Goal: Render each line of the following material as one string in a JSON list, leaving out blank lines.

Provided information:
*****
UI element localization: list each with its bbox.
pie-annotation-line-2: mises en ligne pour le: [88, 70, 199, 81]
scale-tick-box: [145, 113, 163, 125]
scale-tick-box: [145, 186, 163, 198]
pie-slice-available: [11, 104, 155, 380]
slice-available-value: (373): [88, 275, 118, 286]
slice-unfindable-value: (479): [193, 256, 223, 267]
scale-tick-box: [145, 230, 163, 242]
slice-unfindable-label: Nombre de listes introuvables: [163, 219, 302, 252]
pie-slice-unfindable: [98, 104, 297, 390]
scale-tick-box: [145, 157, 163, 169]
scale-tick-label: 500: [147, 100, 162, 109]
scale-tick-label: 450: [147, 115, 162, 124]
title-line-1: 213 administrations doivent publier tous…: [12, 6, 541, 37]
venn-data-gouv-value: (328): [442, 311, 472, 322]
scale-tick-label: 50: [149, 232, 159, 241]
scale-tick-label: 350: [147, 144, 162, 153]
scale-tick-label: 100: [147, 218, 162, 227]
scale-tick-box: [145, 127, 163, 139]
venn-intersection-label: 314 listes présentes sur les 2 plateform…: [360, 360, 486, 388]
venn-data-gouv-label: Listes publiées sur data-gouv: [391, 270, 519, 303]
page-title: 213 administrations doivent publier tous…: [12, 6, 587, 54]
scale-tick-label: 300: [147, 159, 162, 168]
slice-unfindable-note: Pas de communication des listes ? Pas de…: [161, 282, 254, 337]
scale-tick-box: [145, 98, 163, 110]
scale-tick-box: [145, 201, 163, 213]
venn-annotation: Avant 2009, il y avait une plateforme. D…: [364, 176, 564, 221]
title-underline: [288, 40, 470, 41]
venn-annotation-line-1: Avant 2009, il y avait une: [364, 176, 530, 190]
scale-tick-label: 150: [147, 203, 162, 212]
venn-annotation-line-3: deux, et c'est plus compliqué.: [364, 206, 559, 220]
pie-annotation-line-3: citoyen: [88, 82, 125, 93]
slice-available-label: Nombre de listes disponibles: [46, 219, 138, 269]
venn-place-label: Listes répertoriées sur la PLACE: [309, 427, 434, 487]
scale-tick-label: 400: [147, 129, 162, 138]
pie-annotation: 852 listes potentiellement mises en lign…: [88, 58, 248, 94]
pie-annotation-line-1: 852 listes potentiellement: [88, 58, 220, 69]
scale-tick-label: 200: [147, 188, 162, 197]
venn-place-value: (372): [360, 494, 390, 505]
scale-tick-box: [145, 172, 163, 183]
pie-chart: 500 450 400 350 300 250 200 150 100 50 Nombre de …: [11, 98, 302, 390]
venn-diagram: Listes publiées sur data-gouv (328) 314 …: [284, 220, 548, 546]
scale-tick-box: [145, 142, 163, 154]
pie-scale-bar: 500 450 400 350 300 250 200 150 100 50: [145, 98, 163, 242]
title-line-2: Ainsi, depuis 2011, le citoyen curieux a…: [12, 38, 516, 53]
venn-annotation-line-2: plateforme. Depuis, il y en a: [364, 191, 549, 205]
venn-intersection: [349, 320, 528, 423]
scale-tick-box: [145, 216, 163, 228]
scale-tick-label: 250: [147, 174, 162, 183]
*****
Answer to this task:
[
  "UI element localization: list each with its bbox.",
  "pie-annotation-line-2: mises en ligne pour le: [88, 70, 199, 81]",
  "scale-tick-box: [145, 113, 163, 125]",
  "scale-tick-box: [145, 186, 163, 198]",
  "pie-slice-available: [11, 104, 155, 380]",
  "slice-available-value: (373): [88, 275, 118, 286]",
  "slice-unfindable-value: (479): [193, 256, 223, 267]",
  "scale-tick-box: [145, 230, 163, 242]",
  "slice-unfindable-label: Nombre de listes introuvables: [163, 219, 302, 252]",
  "pie-slice-unfindable: [98, 104, 297, 390]",
  "scale-tick-box: [145, 157, 163, 169]",
  "scale-tick-label: 500: [147, 100, 162, 109]",
  "scale-tick-label: 450: [147, 115, 162, 124]",
  "title-line-1: 213 administrations doivent publier tous…: [12, 6, 541, 37]",
  "venn-data-gouv-value: (328): [442, 311, 472, 322]",
  "scale-tick-label: 50: [149, 232, 159, 241]",
  "scale-tick-label: 350: [147, 144, 162, 153]",
  "scale-tick-label: 100: [147, 218, 162, 227]",
  "scale-tick-box: [145, 127, 163, 139]",
  "venn-intersection-label: 314 listes présentes sur les 2 plateform…: [360, 360, 486, 388]",
  "venn-data-gouv-label: Listes publiées sur data-gouv: [391, 270, 519, 303]",
  "page-title: 213 administrations doivent publier tous…: [12, 6, 587, 54]",
  "scale-tick-label: 300: [147, 159, 162, 168]",
  "slice-unfindable-note: Pas de communication des listes ? Pas de…: [161, 282, 254, 337]",
  "scale-tick-box: [145, 98, 163, 110]",
  "scale-tick-box: [145, 201, 163, 213]",
  "venn-annotation: Avant 2009, il y avait une plateforme. D…: [364, 176, 564, 221]",
  "title-underline: [288, 40, 470, 41]",
  "venn-annotation-line-1: Avant 2009, il y avait une: [364, 176, 530, 190]",
  "scale-tick-label: 150: [147, 203, 162, 212]",
  "venn-annotation-line-3: deux, et c'est plus compliqué.: [364, 206, 559, 220]",
  "pie-annotation-line-3: citoyen: [88, 82, 125, 93]",
  "slice-available-label: Nombre de listes disponibles: [46, 219, 138, 269]",
  "venn-place-label: Listes répertoriées sur la PLACE: [309, 427, 434, 487]",
  "scale-tick-label: 400: [147, 129, 162, 138]",
  "pie-annotation: 852 listes potentiellement mises en lign…: [88, 58, 248, 94]",
  "pie-annotation-line-1: 852 listes potentiellement: [88, 58, 220, 69]",
  "scale-tick-label: 200: [147, 188, 162, 197]",
  "venn-place-value: (372): [360, 494, 390, 505]",
  "scale-tick-box: [145, 172, 163, 183]",
  "pie-chart: 500 450 400 350 300 250 200 150 100 50 Nombre de …: [11, 98, 302, 390]",
  "venn-diagram: Listes publiées sur data-gouv (328) 314 …: [284, 220, 548, 546]",
  "scale-tick-box: [145, 142, 163, 154]",
  "pie-scale-bar: 500 450 400 350 300 250 200 150 100 50: [145, 98, 163, 242]",
  "title-line-2: Ainsi, depuis 2011, le citoyen curieux a…: [12, 38, 516, 53]",
  "venn-annotation-line-2: plateforme. Depuis, il y en a: [364, 191, 549, 205]",
  "venn-intersection: [349, 320, 528, 423]",
  "scale-tick-box: [145, 216, 163, 228]",
  "scale-tick-label: 250: [147, 174, 162, 183]"
]